WRITTEN EXERCISE
In the records below, pick out all lines containing the word "title".

MATERIAL FOR THIS TASK
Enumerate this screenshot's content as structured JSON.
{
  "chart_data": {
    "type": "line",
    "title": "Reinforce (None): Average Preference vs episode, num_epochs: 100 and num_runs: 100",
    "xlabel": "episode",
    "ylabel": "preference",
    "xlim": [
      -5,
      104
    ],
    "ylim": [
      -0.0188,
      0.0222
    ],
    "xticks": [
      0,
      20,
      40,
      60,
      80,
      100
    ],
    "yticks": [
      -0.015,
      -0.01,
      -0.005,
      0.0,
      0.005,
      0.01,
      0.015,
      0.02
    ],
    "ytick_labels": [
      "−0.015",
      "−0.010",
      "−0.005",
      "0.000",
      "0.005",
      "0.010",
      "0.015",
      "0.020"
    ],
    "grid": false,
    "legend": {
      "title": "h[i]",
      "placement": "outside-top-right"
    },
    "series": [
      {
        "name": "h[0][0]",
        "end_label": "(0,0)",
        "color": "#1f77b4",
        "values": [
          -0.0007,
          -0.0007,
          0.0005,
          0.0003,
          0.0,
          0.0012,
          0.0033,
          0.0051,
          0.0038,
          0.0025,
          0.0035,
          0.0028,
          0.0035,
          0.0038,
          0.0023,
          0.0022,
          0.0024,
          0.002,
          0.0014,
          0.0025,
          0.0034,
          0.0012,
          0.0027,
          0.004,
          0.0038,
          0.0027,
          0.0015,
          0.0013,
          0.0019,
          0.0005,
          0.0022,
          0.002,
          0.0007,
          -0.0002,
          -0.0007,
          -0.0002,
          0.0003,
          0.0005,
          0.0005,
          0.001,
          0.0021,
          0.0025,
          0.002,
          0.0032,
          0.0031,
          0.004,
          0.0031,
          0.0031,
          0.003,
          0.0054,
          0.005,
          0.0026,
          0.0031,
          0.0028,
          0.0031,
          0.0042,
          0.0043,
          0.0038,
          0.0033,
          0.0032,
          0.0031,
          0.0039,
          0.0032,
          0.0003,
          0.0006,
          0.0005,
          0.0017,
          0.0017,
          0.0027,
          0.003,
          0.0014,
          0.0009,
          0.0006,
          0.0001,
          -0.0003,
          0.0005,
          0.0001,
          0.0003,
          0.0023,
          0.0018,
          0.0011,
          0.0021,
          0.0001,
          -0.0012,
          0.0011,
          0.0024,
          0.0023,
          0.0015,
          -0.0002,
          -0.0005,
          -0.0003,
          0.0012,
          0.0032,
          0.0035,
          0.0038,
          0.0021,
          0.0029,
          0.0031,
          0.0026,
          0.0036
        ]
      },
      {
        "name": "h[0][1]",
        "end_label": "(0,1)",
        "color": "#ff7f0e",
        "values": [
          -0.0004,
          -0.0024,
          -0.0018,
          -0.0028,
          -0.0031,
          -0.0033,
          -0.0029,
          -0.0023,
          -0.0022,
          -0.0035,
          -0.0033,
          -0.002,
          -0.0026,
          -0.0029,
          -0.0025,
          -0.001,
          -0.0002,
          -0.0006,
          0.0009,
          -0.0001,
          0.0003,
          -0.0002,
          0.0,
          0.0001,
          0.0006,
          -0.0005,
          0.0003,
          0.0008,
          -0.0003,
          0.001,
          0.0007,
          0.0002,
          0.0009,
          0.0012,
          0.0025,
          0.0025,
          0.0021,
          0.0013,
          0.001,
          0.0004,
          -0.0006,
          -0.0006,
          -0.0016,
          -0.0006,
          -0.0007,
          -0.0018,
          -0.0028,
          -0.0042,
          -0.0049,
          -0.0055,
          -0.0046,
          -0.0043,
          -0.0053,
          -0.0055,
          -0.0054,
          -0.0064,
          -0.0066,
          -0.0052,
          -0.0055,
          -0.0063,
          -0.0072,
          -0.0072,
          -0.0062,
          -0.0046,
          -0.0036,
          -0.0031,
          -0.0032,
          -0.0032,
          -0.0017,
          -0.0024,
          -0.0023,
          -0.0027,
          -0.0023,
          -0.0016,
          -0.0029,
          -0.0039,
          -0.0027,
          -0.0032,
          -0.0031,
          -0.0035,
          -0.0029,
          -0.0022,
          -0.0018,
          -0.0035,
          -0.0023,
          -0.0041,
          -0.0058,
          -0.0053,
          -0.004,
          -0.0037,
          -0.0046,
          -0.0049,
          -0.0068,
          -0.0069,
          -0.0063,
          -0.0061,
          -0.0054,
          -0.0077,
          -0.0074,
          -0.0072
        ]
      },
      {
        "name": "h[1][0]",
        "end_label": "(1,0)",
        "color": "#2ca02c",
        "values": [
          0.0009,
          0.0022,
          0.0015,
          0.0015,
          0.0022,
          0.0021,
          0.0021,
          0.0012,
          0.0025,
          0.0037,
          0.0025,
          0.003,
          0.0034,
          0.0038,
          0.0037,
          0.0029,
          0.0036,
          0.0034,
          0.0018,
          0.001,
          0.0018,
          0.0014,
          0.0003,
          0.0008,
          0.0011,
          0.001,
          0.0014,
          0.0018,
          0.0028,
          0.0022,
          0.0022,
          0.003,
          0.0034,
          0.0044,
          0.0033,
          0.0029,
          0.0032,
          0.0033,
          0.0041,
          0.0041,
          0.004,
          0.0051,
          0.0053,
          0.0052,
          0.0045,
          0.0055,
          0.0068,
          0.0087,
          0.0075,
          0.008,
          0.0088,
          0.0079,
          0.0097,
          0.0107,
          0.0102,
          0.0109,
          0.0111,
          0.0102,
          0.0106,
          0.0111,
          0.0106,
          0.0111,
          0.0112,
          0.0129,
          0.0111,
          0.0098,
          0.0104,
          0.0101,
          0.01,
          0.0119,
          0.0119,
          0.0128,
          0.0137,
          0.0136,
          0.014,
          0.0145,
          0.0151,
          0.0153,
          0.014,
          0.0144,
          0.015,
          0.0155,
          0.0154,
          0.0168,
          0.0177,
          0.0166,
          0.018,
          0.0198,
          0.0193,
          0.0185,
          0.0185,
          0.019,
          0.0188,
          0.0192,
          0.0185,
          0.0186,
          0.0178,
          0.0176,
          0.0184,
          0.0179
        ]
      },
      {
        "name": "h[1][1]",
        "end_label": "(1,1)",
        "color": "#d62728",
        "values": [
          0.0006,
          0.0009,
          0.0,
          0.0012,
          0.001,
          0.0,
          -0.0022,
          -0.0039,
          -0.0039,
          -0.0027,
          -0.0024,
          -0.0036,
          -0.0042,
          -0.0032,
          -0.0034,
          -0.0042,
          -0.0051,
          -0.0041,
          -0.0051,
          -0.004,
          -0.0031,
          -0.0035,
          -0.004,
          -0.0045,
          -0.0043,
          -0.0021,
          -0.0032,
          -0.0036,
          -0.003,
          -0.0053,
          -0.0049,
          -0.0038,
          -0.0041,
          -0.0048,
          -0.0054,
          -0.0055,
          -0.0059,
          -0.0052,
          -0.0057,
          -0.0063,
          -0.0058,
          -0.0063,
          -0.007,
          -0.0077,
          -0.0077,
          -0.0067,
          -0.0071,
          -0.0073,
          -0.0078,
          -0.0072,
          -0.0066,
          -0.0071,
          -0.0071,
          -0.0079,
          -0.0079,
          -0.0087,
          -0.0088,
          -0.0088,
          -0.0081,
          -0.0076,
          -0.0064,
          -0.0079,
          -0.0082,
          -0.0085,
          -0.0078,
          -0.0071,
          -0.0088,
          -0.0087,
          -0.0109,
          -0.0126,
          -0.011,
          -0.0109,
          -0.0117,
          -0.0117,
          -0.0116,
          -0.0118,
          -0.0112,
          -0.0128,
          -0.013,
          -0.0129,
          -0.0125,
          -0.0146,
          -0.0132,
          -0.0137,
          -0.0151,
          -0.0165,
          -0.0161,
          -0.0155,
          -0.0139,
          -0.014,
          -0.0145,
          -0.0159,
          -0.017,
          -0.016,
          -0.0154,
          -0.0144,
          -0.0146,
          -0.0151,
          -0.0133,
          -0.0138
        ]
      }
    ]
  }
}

RESULT OF THIS EXERCISE
    "title": "Reinforce (None): Average Preference vs episode, num_epochs: 100 and num_runs: 100",
      "title": "h[i]",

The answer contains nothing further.